**Task description:** Make an exact copy of the records, dropping all pictures.

**Records for this exercise:**
-- -- --
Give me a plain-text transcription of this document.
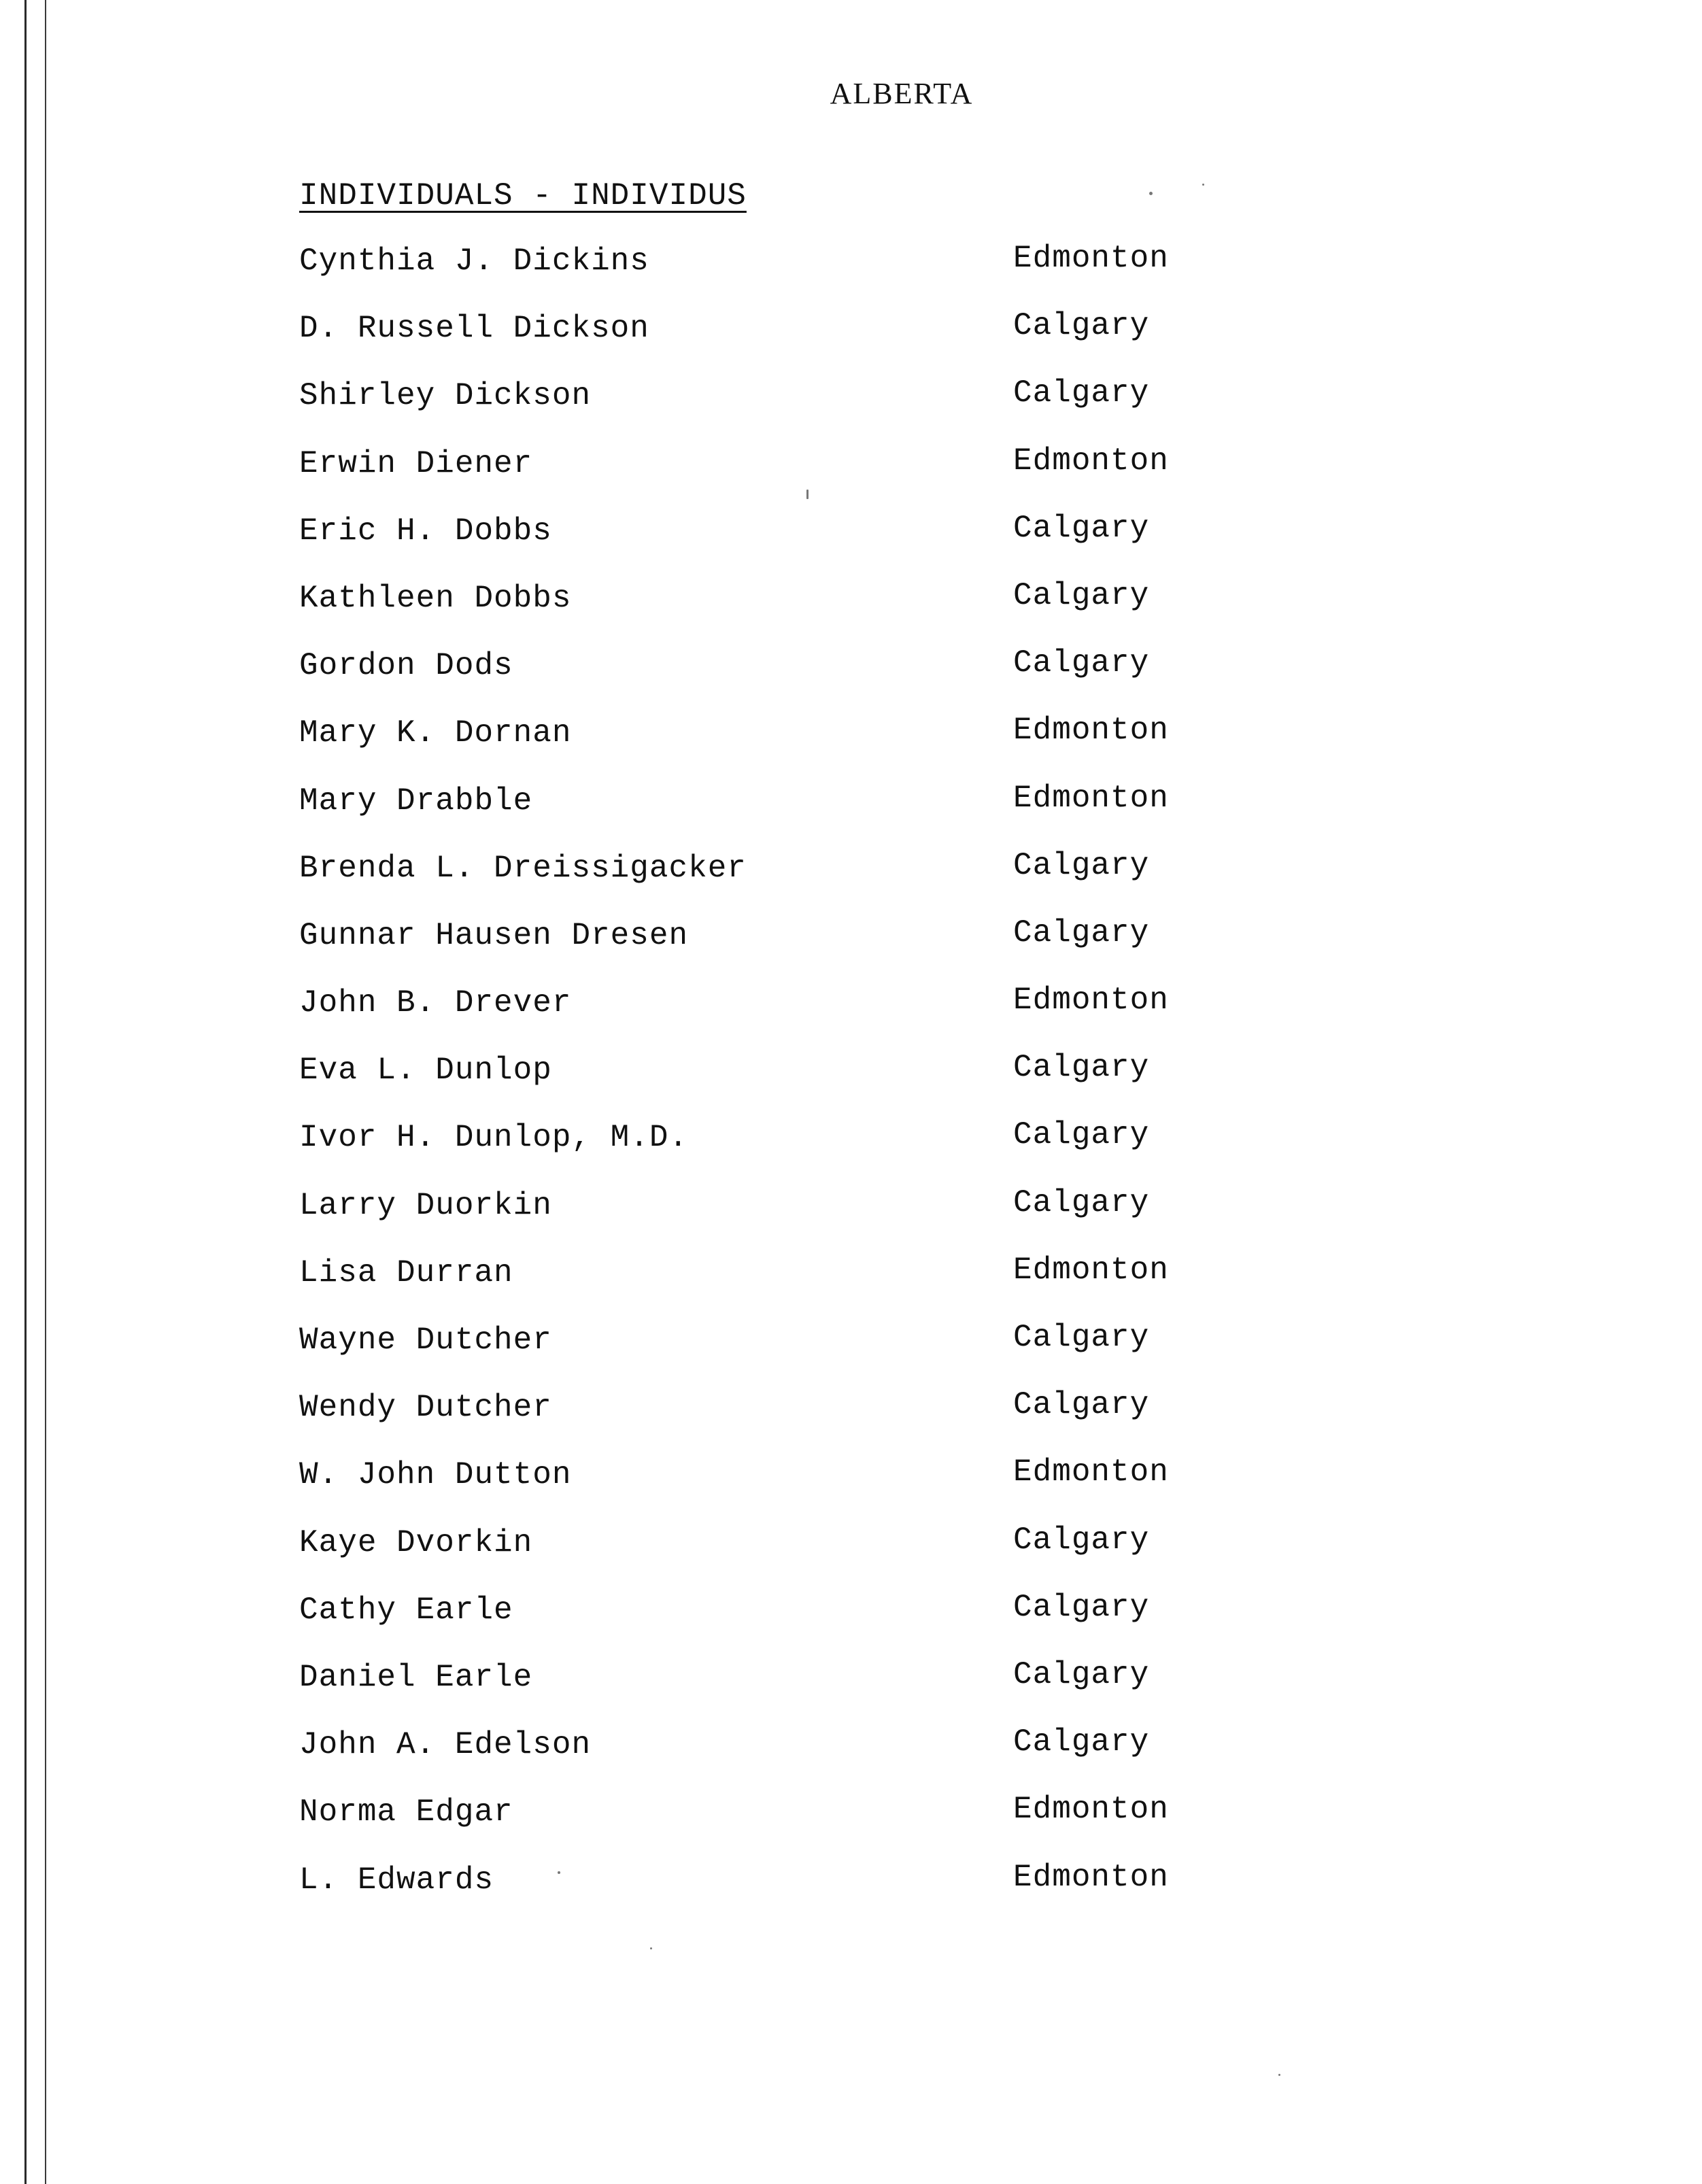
ALBERTA
INDIVIDUALS - INDIVIDUS
Cynthia J. Dickins	Edmonton
D. Russell Dickson	Calgary
Shirley Dickson	Calgary
Erwin Diener	Edmonton
Eric H. Dobbs	Calgary
Kathleen Dobbs	Calgary
Gordon Dods	Calgary
Mary K. Dornan	Edmonton
Mary Drabble	Edmonton
Brenda L. Dreissigacker	Calgary
Gunnar Hausen Dresen	Calgary
John B. Drever	Edmonton
Eva L. Dunlop	Calgary
Ivor H. Dunlop, M.D.	Calgary
Larry Duorkin	Calgary
Lisa Durran	Edmonton
Wayne Dutcher	Calgary
Wendy Dutcher	Calgary
W. John Dutton	Edmonton
Kaye Dvorkin	Calgary
Cathy Earle	Calgary
Daniel Earle	Calgary
John A. Edelson	Calgary
Norma Edgar	Edmonton
L. Edwards	Edmonton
-- -- --
**Task result:**
Give me a plain-text transcription of this document.
ALBERTA
INDIVIDUALS - INDIVIDUS
Cynthia J. Dickins	Edmonton
D. Russell Dickson	Calgary
Shirley Dickson	Calgary
Erwin Diener	Edmonton
Eric H. Dobbs	Calgary
Kathleen Dobbs	Calgary
Gordon Dods	Calgary
Mary K. Dornan	Edmonton
Mary Drabble	Edmonton
Brenda L. Dreissigacker	Calgary
Gunnar Hausen Dresen	Calgary
John B. Drever	Edmonton
Eva L. Dunlop	Calgary
Ivor H. Dunlop, M.D.	Calgary
Larry Duorkin	Calgary
Lisa Durran	Edmonton
Wayne Dutcher	Calgary
Wendy Dutcher	Calgary
W. John Dutton	Edmonton
Kaye Dvorkin	Calgary
Cathy Earle	Calgary
Daniel Earle	Calgary
John A. Edelson	Calgary
Norma Edgar	Edmonton
L. Edwards	Edmonton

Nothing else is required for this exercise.